Dataset entries
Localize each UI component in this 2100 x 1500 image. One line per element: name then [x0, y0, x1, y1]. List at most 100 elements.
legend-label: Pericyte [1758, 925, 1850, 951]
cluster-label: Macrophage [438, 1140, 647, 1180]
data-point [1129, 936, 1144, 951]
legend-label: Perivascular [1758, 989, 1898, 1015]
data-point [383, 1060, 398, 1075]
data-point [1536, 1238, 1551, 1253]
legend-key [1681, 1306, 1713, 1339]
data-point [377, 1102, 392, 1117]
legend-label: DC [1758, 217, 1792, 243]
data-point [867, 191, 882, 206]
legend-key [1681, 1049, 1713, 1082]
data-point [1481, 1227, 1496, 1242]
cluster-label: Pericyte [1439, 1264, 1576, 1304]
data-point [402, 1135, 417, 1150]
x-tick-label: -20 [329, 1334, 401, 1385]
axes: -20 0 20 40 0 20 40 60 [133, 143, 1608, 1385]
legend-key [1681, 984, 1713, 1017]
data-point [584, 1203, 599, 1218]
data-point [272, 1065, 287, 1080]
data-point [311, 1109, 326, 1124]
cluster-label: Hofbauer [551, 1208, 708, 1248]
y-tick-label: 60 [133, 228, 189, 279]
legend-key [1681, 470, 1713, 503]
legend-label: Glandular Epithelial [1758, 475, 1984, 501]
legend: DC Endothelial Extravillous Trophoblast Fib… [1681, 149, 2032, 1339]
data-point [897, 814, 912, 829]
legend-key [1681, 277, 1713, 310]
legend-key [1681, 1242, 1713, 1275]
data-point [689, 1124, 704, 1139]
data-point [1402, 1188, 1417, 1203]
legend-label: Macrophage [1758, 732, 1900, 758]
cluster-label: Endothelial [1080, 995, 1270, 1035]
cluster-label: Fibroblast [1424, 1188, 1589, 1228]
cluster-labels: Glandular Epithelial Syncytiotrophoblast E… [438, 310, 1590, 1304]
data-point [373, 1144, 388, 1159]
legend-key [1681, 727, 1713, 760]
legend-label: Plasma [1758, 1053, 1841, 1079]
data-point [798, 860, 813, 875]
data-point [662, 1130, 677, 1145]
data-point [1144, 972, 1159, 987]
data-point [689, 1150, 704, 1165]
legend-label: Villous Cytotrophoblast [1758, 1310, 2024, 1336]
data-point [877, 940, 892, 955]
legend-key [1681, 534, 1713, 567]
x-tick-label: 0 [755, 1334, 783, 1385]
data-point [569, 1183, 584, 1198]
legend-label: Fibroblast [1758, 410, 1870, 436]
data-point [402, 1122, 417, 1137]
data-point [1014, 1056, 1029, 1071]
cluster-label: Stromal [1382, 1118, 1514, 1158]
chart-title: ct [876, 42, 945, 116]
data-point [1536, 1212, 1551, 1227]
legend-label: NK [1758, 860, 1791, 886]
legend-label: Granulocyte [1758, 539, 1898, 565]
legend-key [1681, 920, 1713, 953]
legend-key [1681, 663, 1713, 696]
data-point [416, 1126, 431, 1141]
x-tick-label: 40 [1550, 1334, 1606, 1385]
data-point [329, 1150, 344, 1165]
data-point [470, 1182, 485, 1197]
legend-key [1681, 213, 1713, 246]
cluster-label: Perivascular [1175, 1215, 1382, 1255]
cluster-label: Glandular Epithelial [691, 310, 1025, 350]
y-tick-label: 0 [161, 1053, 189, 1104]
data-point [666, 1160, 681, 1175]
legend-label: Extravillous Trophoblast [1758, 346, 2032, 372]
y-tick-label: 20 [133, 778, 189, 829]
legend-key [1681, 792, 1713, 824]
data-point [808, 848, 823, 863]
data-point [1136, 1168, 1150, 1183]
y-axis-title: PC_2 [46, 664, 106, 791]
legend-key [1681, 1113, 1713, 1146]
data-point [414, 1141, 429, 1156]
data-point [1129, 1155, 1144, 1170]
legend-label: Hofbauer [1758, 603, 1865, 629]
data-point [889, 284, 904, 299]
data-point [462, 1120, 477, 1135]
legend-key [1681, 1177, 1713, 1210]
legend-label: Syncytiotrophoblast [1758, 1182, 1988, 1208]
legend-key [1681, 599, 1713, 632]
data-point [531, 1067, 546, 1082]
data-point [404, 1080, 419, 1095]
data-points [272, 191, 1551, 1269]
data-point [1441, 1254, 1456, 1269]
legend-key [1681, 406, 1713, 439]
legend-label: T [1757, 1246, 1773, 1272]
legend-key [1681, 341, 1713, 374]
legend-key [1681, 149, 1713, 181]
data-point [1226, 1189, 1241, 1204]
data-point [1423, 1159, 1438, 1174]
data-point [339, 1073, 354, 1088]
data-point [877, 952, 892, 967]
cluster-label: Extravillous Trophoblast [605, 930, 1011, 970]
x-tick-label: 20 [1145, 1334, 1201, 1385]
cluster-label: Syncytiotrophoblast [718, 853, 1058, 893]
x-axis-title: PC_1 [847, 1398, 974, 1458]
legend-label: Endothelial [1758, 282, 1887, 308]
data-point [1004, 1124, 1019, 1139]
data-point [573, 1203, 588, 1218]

**SET PROBLEM:**
Edit the records so that "legend-label" is replaced by "legend-text" everywhere it occurs, leaving everything else unchanged.

**RESULT:**
Localize each UI component in this 2100 x 1500 image. One line per element: name then [x0, y0, x1, y1]. List at most 100 elements.
legend-text: Pericyte [1758, 925, 1850, 951]
cluster-label: Macrophage [438, 1140, 647, 1180]
data-point [1129, 936, 1144, 951]
legend-text: Perivascular [1758, 989, 1898, 1015]
data-point [383, 1060, 398, 1075]
data-point [1536, 1238, 1551, 1253]
legend-key [1681, 1306, 1713, 1339]
data-point [377, 1102, 392, 1117]
legend-text: DC [1758, 217, 1792, 243]
data-point [867, 191, 882, 206]
legend-key [1681, 1049, 1713, 1082]
data-point [1481, 1227, 1496, 1242]
cluster-label: Pericyte [1439, 1264, 1576, 1304]
data-point [402, 1135, 417, 1150]
x-tick-label: -20 [329, 1334, 401, 1385]
axes: -20 0 20 40 0 20 40 60 [133, 143, 1608, 1385]
legend-key [1681, 984, 1713, 1017]
data-point [584, 1203, 599, 1218]
data-point [272, 1065, 287, 1080]
data-point [311, 1109, 326, 1124]
cluster-label: Hofbauer [551, 1208, 708, 1248]
y-tick-label: 60 [133, 228, 189, 279]
legend-key [1681, 470, 1713, 503]
legend-text: Glandular Epithelial [1758, 475, 1984, 501]
legend: DC Endothelial Extravillous Trophoblast Fib… [1681, 149, 2032, 1339]
data-point [897, 814, 912, 829]
legend-key [1681, 277, 1713, 310]
legend-key [1681, 1242, 1713, 1275]
data-point [689, 1124, 704, 1139]
data-point [1402, 1188, 1417, 1203]
legend-text: Macrophage [1758, 732, 1900, 758]
cluster-label: Endothelial [1080, 995, 1270, 1035]
cluster-label: Fibroblast [1424, 1188, 1589, 1228]
cluster-labels: Glandular Epithelial Syncytiotrophoblast E… [438, 310, 1590, 1304]
data-point [373, 1144, 388, 1159]
legend-key [1681, 727, 1713, 760]
legend-text: Plasma [1758, 1053, 1841, 1079]
data-point [798, 860, 813, 875]
data-point [662, 1130, 677, 1145]
data-point [1144, 972, 1159, 987]
data-point [689, 1150, 704, 1165]
legend-text: Villous Cytotrophoblast [1758, 1310, 2024, 1336]
data-point [877, 940, 892, 955]
legend-key [1681, 534, 1713, 567]
x-tick-label: 0 [755, 1334, 783, 1385]
data-point [569, 1183, 584, 1198]
legend-text: Fibroblast [1758, 410, 1870, 436]
data-point [402, 1122, 417, 1137]
data-point [1014, 1056, 1029, 1071]
cluster-label: Stromal [1382, 1118, 1514, 1158]
chart-title: ct [876, 42, 945, 116]
data-point [1536, 1212, 1551, 1227]
legend-text: NK [1758, 860, 1791, 886]
legend-text: Granulocyte [1758, 539, 1898, 565]
legend-key [1681, 920, 1713, 953]
legend-key [1681, 663, 1713, 696]
data-point [416, 1126, 431, 1141]
x-tick-label: 40 [1550, 1334, 1606, 1385]
data-point [329, 1150, 344, 1165]
data-point [470, 1182, 485, 1197]
legend-key [1681, 213, 1713, 246]
cluster-label: Perivascular [1175, 1215, 1382, 1255]
cluster-label: Glandular Epithelial [691, 310, 1025, 350]
y-tick-label: 0 [161, 1053, 189, 1104]
data-point [666, 1160, 681, 1175]
legend-text: Extravillous Trophoblast [1758, 346, 2032, 372]
y-tick-label: 20 [133, 778, 189, 829]
legend-key [1681, 792, 1713, 824]
data-point [808, 848, 823, 863]
data-point [1136, 1168, 1150, 1183]
y-axis-title: PC_2 [46, 664, 106, 791]
legend-key [1681, 1113, 1713, 1146]
data-point [414, 1141, 429, 1156]
data-point [1129, 1155, 1144, 1170]
legend-text: Hofbauer [1758, 603, 1865, 629]
data-point [889, 284, 904, 299]
data-point [462, 1120, 477, 1135]
legend-key [1681, 1177, 1713, 1210]
legend-text: Syncytiotrophoblast [1758, 1182, 1988, 1208]
legend-key [1681, 599, 1713, 632]
data-point [531, 1067, 546, 1082]
data-point [404, 1080, 419, 1095]
data-points [272, 191, 1551, 1269]
data-point [1441, 1254, 1456, 1269]
legend-key [1681, 406, 1713, 439]
legend-text: T [1757, 1246, 1773, 1272]
legend-key [1681, 341, 1713, 374]
legend-key [1681, 149, 1713, 181]
data-point [1226, 1189, 1241, 1204]
data-point [1423, 1159, 1438, 1174]
data-point [339, 1073, 354, 1088]
data-point [877, 952, 892, 967]
cluster-label: Extravillous Trophoblast [605, 930, 1011, 970]
x-tick-label: 20 [1145, 1334, 1201, 1385]
cluster-label: Syncytiotrophoblast [718, 853, 1058, 893]
x-axis-title: PC_1 [847, 1398, 974, 1458]
legend-text: Endothelial [1758, 282, 1887, 308]
data-point [1004, 1124, 1019, 1139]
data-point [573, 1203, 588, 1218]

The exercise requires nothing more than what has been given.